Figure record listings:

· · · · ·

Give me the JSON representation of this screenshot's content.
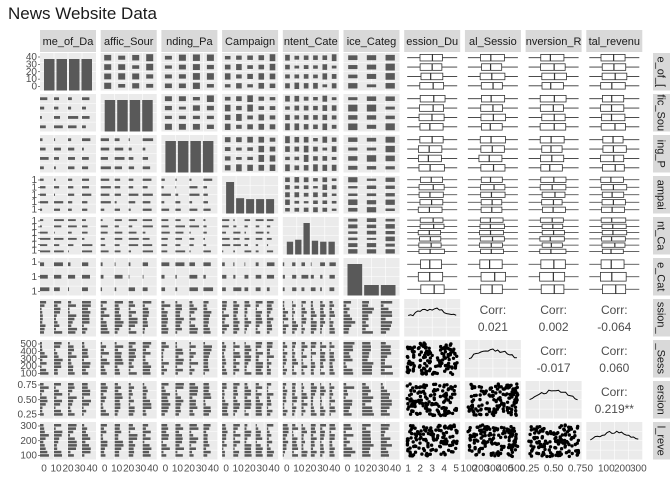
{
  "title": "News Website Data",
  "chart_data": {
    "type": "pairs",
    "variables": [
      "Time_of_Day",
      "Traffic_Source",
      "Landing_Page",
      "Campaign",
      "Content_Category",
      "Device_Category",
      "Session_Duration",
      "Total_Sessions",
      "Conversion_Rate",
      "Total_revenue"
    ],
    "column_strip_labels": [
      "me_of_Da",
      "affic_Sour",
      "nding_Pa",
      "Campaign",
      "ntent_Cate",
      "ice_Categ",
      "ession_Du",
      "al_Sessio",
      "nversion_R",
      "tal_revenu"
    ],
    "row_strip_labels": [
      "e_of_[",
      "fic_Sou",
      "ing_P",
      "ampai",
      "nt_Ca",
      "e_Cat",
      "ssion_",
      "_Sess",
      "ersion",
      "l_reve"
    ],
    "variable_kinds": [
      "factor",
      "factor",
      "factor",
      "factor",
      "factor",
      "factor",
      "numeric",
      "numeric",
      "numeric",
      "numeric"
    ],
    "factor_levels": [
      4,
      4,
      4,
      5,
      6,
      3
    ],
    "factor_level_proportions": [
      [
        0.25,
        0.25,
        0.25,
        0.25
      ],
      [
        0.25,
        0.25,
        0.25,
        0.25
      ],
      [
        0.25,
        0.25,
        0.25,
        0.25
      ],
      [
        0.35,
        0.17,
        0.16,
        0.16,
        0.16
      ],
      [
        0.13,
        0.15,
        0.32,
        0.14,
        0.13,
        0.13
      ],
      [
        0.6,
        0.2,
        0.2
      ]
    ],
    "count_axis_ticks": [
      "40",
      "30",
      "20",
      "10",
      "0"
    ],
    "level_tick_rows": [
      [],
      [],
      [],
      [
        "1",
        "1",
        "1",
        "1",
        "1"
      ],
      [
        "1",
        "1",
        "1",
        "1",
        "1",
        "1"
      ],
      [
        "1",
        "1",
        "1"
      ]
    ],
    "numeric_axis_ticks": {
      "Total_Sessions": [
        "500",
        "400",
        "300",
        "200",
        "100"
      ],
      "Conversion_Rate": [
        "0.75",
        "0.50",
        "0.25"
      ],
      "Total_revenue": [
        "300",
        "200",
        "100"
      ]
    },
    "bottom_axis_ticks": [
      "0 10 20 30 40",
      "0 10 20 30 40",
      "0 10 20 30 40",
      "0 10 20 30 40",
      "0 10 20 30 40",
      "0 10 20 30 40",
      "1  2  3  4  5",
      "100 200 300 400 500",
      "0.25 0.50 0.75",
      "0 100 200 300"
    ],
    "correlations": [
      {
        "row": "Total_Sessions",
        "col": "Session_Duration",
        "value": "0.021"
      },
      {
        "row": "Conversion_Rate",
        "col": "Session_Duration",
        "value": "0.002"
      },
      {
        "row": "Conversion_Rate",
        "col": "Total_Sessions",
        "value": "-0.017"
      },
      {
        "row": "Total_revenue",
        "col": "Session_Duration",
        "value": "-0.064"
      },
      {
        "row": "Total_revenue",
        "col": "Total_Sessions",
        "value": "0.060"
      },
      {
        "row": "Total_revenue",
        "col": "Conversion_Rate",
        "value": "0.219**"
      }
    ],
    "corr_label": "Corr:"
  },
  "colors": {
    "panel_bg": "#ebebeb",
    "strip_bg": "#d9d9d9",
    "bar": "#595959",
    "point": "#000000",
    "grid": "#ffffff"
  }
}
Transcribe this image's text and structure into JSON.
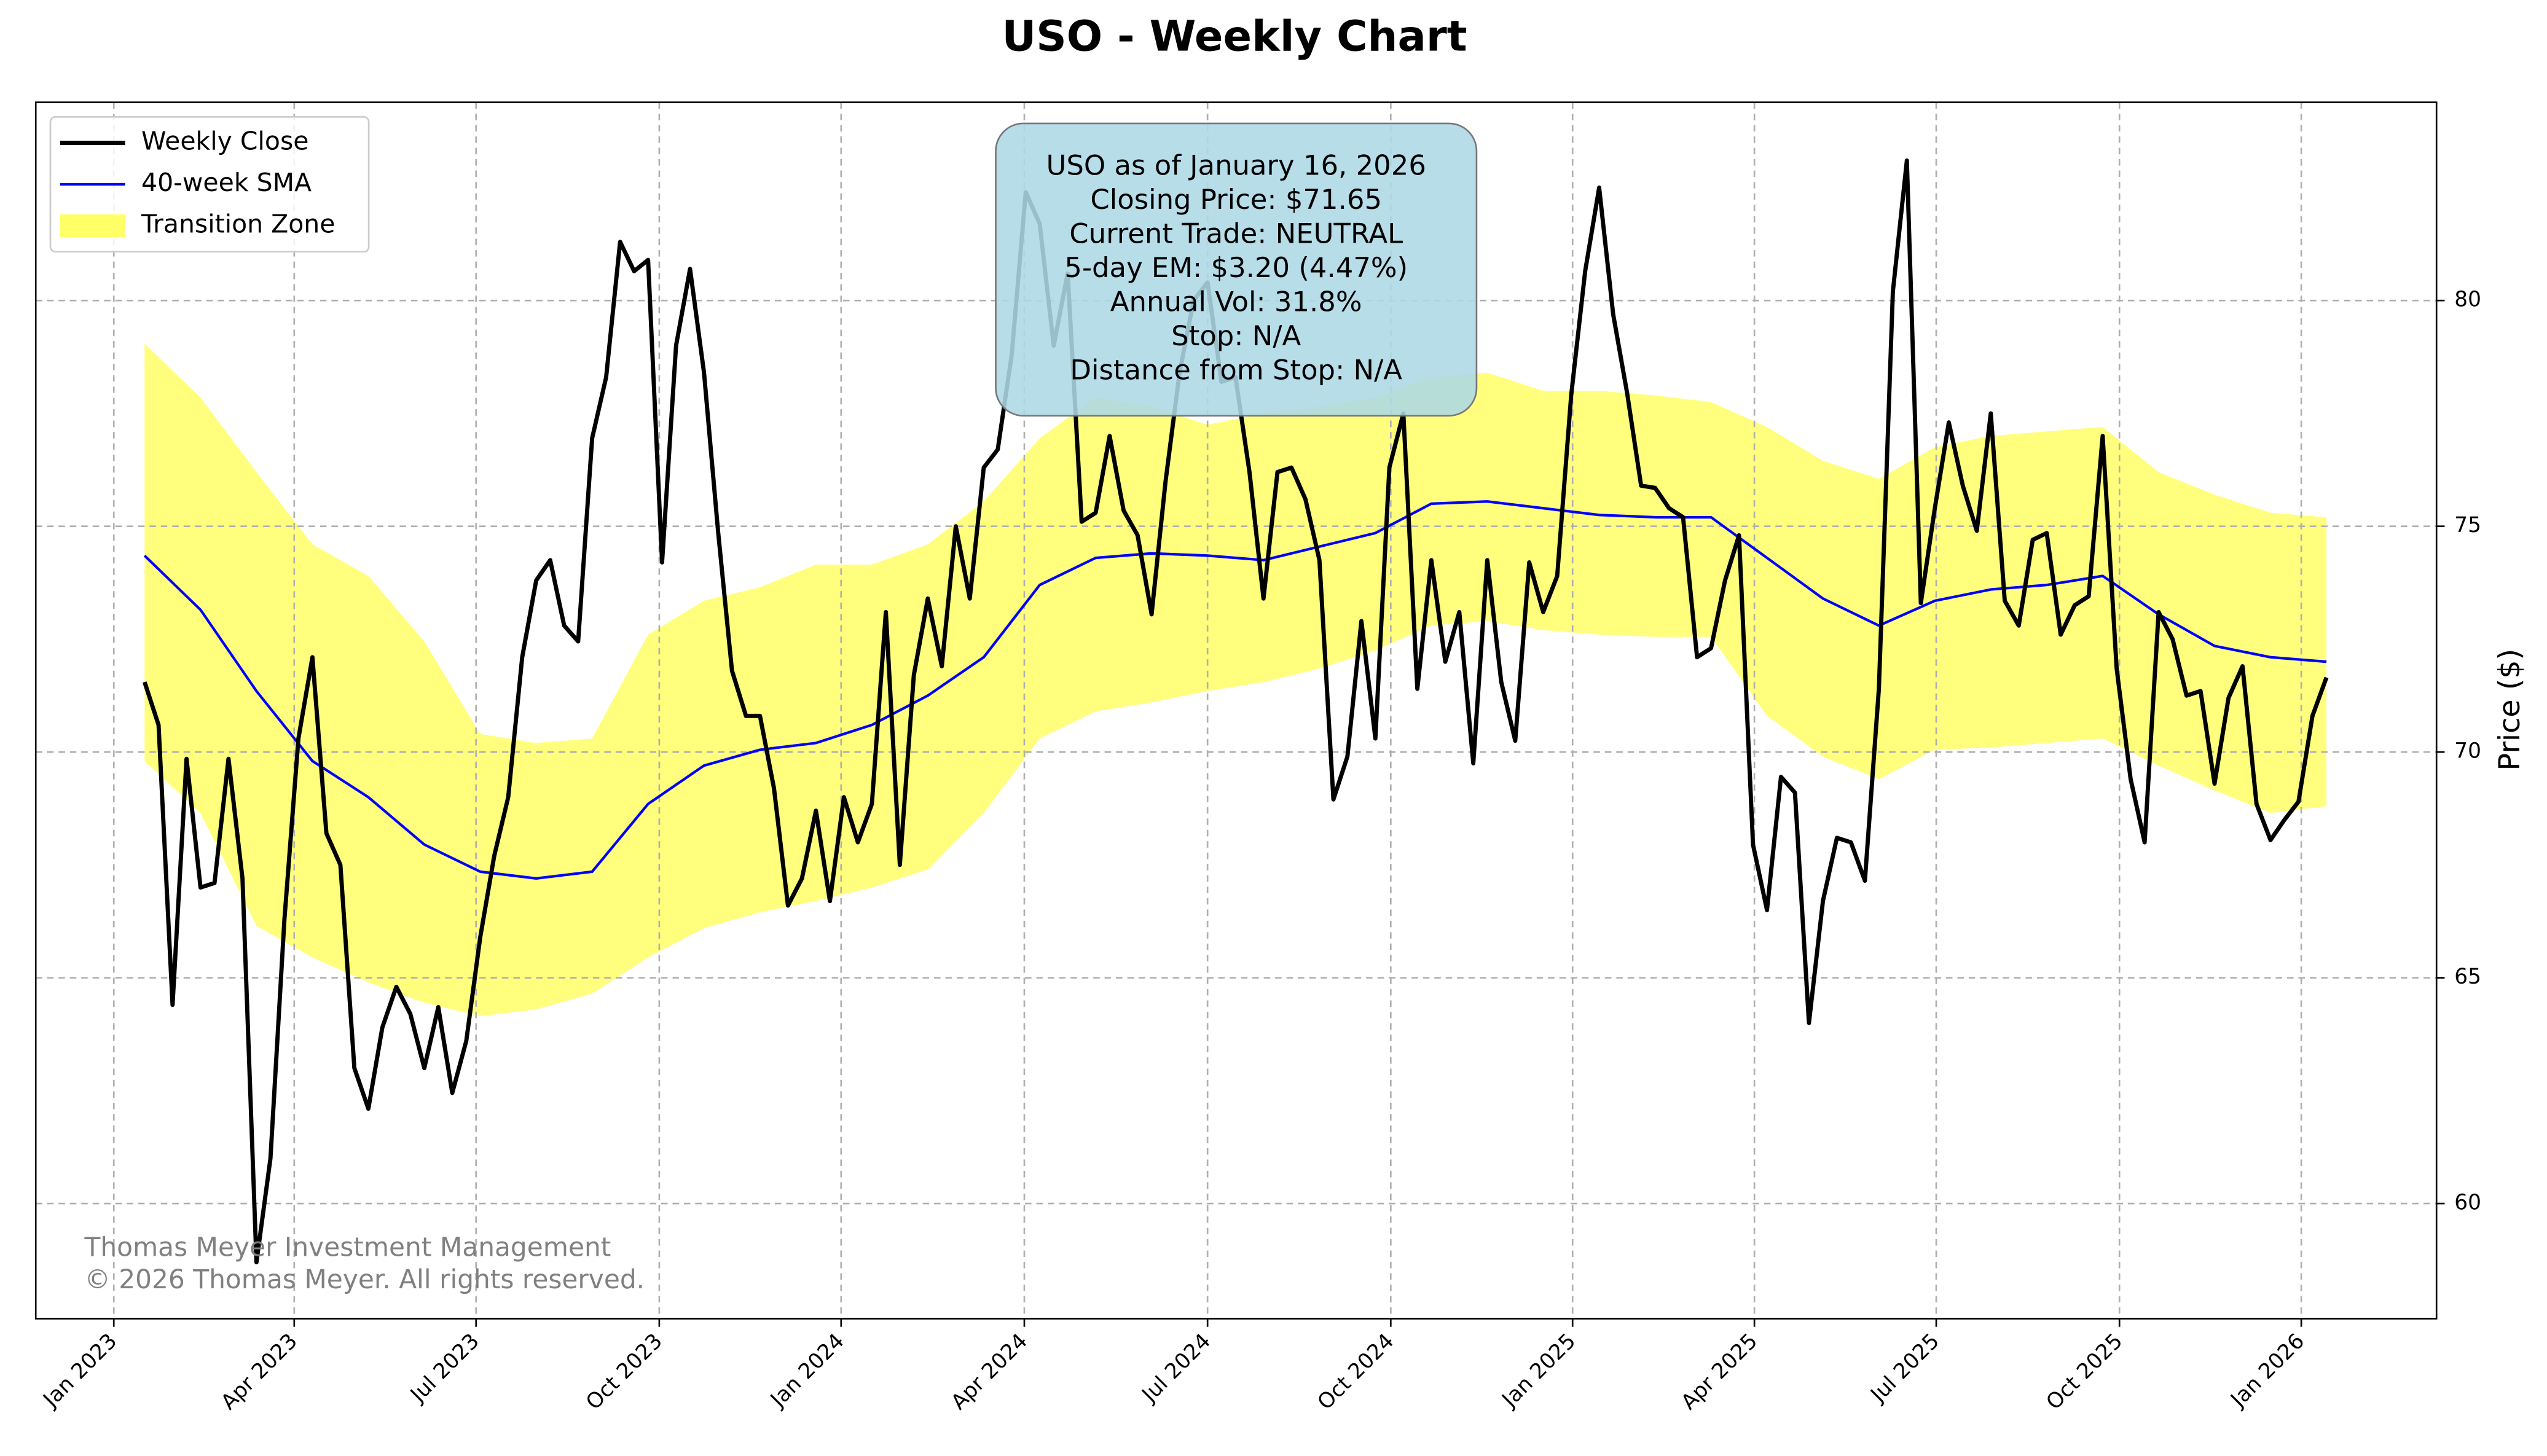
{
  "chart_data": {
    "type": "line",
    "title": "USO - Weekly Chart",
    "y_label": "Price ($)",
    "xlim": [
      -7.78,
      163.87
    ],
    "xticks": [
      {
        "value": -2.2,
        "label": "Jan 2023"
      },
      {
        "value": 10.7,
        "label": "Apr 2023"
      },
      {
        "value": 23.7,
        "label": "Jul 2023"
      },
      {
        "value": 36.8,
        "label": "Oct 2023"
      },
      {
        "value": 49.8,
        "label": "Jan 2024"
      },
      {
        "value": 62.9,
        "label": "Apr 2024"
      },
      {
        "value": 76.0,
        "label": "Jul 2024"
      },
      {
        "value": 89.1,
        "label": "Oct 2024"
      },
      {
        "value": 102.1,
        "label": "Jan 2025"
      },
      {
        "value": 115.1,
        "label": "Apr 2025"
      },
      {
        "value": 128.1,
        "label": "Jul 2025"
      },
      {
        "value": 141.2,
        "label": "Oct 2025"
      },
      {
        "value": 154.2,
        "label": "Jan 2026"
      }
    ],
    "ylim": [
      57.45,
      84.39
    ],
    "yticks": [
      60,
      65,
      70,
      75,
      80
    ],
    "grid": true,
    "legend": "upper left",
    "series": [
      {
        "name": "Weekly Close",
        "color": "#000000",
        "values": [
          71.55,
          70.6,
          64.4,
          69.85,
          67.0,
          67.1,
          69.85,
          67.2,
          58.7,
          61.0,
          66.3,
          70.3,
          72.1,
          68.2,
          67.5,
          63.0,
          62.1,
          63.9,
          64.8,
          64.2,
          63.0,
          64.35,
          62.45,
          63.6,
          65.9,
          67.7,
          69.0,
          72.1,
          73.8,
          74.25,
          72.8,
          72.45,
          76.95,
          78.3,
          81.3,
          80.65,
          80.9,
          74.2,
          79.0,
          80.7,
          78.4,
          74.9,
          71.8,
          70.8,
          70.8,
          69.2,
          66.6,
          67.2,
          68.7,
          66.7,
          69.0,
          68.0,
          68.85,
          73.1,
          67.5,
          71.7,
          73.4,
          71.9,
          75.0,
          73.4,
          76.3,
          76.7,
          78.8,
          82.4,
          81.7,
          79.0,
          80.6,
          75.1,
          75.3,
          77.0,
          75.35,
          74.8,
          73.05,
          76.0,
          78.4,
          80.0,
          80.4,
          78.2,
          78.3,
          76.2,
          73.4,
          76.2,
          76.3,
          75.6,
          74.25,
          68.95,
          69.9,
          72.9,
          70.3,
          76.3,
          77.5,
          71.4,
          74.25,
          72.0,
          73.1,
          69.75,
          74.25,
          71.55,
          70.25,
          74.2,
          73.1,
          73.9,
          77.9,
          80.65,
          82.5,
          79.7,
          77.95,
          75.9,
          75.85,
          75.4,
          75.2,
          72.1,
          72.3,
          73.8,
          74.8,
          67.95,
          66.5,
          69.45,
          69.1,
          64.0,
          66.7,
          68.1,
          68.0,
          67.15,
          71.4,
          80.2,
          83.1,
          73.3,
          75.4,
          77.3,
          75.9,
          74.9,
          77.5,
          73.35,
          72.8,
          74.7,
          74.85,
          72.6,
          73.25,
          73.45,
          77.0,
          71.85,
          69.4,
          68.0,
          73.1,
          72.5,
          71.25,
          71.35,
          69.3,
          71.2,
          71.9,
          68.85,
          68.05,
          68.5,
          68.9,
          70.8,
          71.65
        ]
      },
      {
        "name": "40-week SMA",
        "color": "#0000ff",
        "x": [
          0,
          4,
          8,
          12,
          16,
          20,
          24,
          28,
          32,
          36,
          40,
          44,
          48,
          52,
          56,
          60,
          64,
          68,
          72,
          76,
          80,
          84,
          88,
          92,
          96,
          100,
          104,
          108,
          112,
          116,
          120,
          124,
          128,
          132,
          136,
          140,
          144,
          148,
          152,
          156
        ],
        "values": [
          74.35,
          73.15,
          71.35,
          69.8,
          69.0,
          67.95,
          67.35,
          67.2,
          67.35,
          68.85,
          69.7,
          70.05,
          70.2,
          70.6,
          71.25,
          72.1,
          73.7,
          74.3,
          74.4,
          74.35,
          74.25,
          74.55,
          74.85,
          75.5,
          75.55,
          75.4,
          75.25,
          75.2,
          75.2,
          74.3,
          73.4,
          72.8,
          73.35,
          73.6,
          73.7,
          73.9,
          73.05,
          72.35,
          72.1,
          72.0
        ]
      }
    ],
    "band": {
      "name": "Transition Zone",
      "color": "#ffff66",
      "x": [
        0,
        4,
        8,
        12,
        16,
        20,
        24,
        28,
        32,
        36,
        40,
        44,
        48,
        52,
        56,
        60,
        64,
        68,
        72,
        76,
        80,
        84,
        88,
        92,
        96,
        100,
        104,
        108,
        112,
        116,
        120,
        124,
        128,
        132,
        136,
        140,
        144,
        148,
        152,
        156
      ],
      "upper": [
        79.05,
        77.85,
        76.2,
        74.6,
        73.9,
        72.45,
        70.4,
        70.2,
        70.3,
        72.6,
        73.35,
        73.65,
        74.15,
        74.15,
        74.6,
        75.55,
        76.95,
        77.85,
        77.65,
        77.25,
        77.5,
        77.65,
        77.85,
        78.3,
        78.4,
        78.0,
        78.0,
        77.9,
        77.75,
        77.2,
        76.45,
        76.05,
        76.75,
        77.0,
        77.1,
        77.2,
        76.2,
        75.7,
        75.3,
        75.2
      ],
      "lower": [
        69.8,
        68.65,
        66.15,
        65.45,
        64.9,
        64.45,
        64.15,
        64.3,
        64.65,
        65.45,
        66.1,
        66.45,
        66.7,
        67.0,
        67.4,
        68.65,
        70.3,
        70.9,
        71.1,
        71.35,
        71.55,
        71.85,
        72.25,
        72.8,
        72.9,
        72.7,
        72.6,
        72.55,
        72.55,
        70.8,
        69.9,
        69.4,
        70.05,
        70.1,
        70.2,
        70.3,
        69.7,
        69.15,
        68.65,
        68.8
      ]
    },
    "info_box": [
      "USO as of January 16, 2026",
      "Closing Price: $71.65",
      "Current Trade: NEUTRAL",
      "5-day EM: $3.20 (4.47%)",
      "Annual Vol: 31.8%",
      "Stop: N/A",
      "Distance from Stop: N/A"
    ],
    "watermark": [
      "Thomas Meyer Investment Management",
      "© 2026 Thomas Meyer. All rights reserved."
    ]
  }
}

· · · · ·

Looking at the data above, show all lines where the word "this" occurs.

Give me the JSON representation of this screenshot's content.
Transcribe this image's text and structure into JSON.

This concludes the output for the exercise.